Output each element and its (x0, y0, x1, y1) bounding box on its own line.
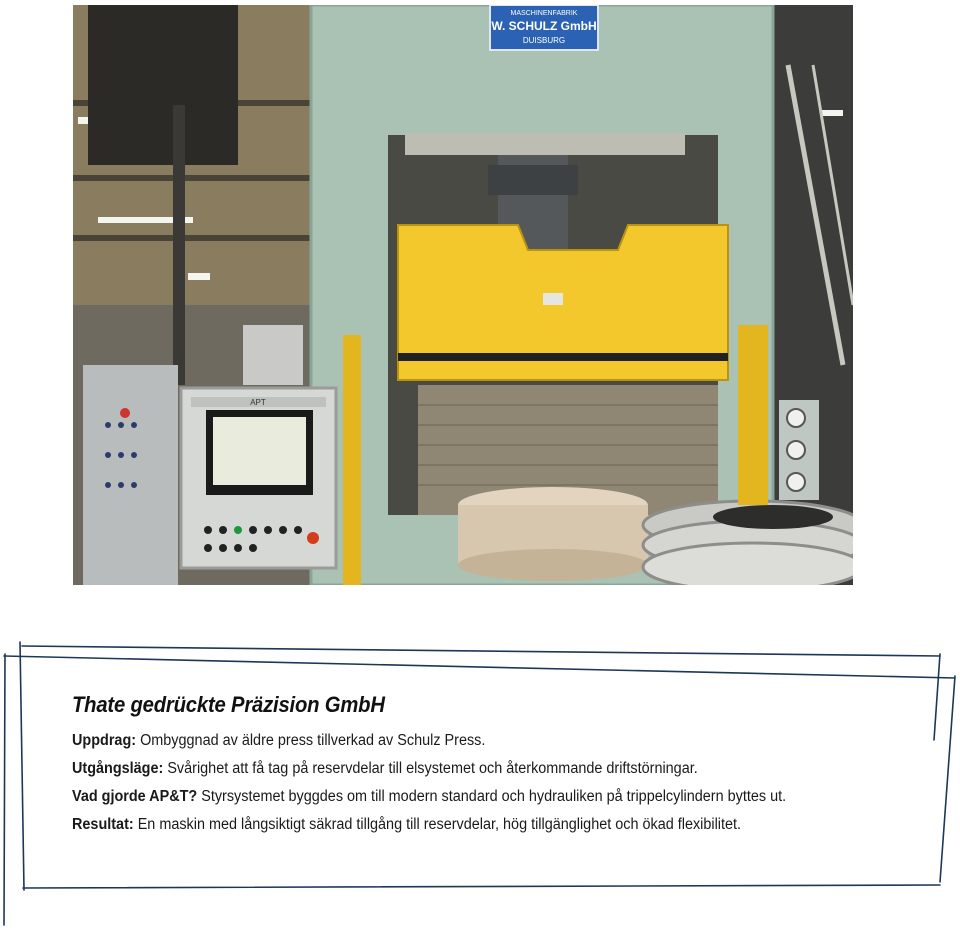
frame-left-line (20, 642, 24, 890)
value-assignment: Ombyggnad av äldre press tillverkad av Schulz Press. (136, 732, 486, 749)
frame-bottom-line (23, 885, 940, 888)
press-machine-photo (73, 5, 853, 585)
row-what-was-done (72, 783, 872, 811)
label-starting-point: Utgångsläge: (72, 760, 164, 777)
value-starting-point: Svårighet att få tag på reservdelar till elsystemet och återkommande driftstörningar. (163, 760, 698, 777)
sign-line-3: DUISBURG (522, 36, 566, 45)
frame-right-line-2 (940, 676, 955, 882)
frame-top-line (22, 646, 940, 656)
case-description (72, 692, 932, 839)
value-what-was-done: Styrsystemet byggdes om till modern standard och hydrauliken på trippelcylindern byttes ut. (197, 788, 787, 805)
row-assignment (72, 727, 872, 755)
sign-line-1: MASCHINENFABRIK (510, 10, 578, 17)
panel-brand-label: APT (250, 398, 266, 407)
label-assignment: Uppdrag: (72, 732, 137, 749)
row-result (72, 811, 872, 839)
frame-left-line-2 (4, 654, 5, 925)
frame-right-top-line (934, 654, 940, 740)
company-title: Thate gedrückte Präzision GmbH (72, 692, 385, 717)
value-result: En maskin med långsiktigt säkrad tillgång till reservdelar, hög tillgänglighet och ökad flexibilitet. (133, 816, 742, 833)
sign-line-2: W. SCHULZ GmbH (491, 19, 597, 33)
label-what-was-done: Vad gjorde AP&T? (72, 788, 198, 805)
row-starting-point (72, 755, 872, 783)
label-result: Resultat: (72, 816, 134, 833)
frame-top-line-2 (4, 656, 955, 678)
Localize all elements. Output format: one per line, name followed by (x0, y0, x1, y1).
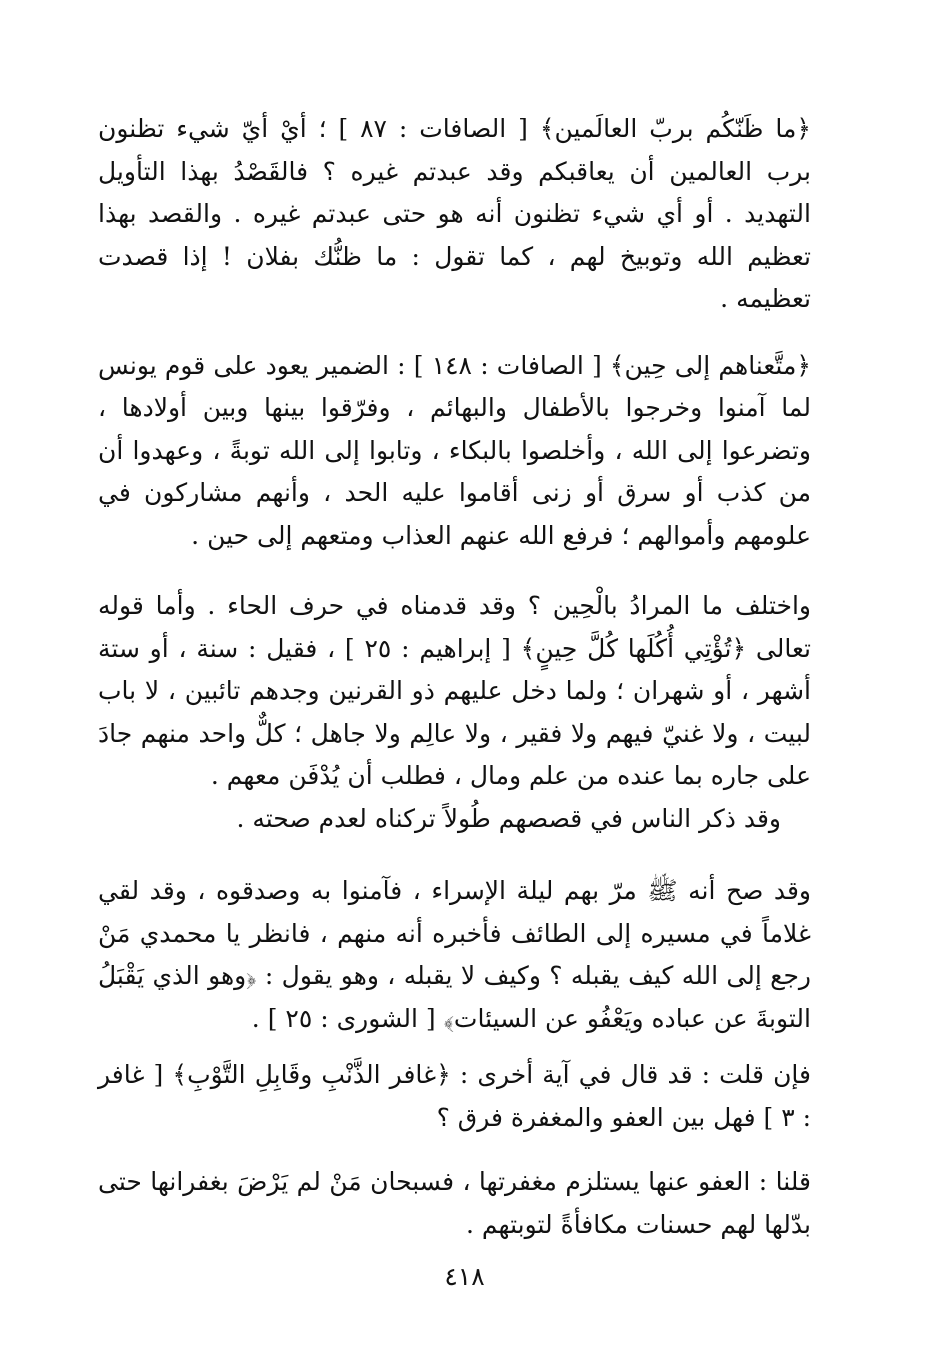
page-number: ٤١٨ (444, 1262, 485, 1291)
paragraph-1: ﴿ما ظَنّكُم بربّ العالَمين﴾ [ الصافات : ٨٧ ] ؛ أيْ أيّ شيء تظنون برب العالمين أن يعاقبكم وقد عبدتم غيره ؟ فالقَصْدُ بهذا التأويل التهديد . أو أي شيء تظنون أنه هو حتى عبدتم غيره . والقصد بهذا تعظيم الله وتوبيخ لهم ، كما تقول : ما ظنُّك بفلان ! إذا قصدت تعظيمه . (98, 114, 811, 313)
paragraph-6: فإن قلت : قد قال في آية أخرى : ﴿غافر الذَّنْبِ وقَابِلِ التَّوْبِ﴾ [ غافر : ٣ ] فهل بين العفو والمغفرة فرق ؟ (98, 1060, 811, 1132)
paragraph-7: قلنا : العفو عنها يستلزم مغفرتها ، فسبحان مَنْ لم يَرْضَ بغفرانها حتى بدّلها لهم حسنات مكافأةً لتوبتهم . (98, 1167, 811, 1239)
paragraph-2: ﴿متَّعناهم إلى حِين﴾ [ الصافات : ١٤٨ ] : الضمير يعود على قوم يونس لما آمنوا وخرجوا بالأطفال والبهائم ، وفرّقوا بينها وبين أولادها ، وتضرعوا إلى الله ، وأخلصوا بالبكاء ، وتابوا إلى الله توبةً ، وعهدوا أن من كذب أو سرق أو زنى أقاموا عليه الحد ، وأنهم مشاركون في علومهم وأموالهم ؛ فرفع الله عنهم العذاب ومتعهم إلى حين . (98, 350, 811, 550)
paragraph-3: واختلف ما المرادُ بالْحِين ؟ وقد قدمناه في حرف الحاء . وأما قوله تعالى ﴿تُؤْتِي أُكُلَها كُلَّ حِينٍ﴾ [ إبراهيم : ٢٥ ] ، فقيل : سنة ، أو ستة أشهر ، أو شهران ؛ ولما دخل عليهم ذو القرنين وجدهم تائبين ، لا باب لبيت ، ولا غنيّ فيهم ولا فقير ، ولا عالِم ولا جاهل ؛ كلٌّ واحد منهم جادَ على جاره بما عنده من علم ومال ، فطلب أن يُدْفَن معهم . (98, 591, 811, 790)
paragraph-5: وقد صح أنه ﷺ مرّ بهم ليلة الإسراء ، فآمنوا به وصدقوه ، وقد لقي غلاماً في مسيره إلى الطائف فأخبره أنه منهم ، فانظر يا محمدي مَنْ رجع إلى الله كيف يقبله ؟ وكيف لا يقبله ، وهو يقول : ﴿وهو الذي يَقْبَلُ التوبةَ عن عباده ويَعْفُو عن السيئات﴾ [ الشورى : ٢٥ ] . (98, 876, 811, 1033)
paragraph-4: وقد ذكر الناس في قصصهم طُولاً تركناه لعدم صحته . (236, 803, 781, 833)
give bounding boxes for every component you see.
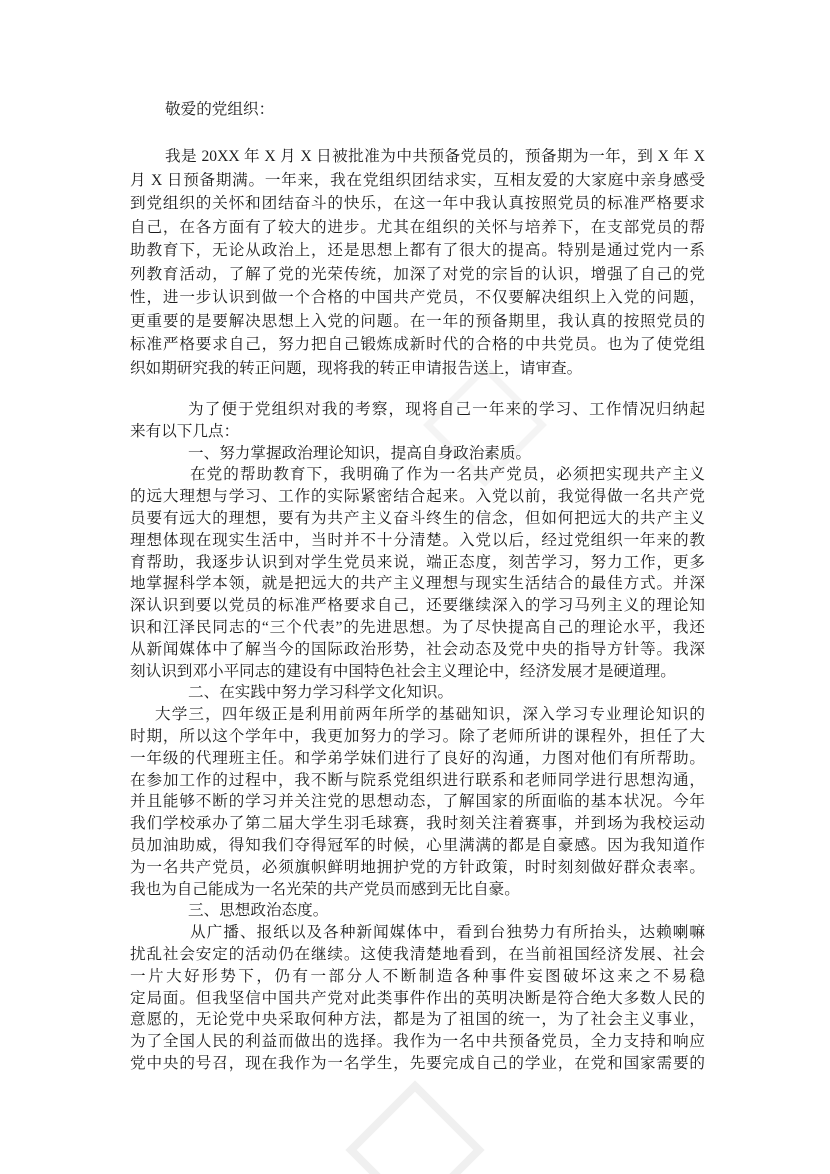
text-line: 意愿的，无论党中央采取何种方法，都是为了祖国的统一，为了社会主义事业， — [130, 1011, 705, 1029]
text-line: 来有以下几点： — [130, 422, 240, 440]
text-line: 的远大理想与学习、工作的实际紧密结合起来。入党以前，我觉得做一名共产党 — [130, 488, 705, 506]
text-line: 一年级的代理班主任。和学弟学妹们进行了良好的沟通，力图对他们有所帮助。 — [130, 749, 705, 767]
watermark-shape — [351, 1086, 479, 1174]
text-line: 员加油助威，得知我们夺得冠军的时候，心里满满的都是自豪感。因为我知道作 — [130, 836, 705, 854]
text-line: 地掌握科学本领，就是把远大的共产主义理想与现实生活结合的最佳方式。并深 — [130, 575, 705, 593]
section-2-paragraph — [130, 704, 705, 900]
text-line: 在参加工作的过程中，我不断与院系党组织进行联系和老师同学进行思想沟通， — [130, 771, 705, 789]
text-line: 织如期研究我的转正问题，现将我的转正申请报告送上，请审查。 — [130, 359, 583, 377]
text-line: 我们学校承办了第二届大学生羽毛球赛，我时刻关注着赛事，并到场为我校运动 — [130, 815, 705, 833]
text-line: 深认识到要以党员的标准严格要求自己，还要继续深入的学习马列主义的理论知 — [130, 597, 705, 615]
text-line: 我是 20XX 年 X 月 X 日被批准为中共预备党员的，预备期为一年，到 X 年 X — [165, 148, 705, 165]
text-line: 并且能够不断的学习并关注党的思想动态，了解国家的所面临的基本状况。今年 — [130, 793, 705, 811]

§ **WHAT TO DO**
Which lines of the listing above contain the string "GmbH"? Report each of them in full.

§ **RESULT FOR THIS TASK**
company-title: Thate gedrückte Präzision GmbH (72, 692, 385, 717)
sign-line-2: W. SCHULZ GmbH (491, 19, 597, 33)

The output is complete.